--- Set exercise ---
Skip all pictures, then print the remaining material exactly.

Entries with figure data
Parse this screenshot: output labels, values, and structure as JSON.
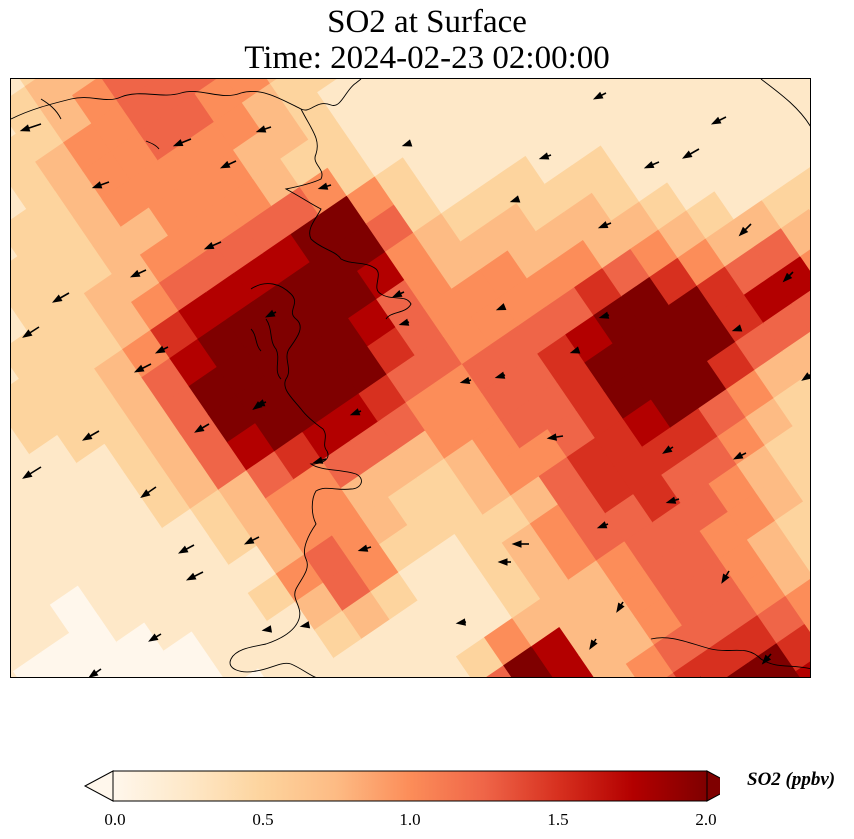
{
  "title": {
    "line1": "SO2 at Surface",
    "line2": "Time: 2024-02-23 02:00:00"
  },
  "colorbar": {
    "label": "SO2 (ppbv)",
    "ticks": [
      "0.0",
      "0.5",
      "1.0",
      "1.5",
      "2.0"
    ],
    "vmin": 0.0,
    "vmax": 2.0,
    "extend": "both",
    "colormap": "OrRd",
    "colors": [
      "#fff7ec",
      "#fee8c8",
      "#fdd49e",
      "#fdbb84",
      "#fc8d59",
      "#ef6548",
      "#d7301f",
      "#b30000",
      "#7f0000"
    ]
  },
  "map": {
    "field": "SO2 surface concentration",
    "wind_direction": "mostly from the east-northeast (arrows point west-southwest)",
    "coastlines": true
  }
}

--- Full output ---
Parse this screenshot: output labels, values, and structure as JSON.
{
  "title": {
    "line1": "SO2 at Surface",
    "line2": "Time: 2024-02-23 02:00:00"
  },
  "colorbar": {
    "label": "SO2 (ppbv)",
    "ticks": [
      "0.0",
      "0.5",
      "1.0",
      "1.5",
      "2.0"
    ],
    "vmin": 0.0,
    "vmax": 2.0,
    "extend": "both",
    "colormap": "OrRd",
    "colors": [
      "#fff7ec",
      "#fee8c8",
      "#fdd49e",
      "#fdbb84",
      "#fc8d59",
      "#ef6548",
      "#d7301f",
      "#b30000",
      "#7f0000"
    ]
  },
  "map": {
    "field": "SO2 surface concentration",
    "wind_direction": "mostly from the east-northeast (arrows point west-southwest)",
    "coastlines": true
  }
}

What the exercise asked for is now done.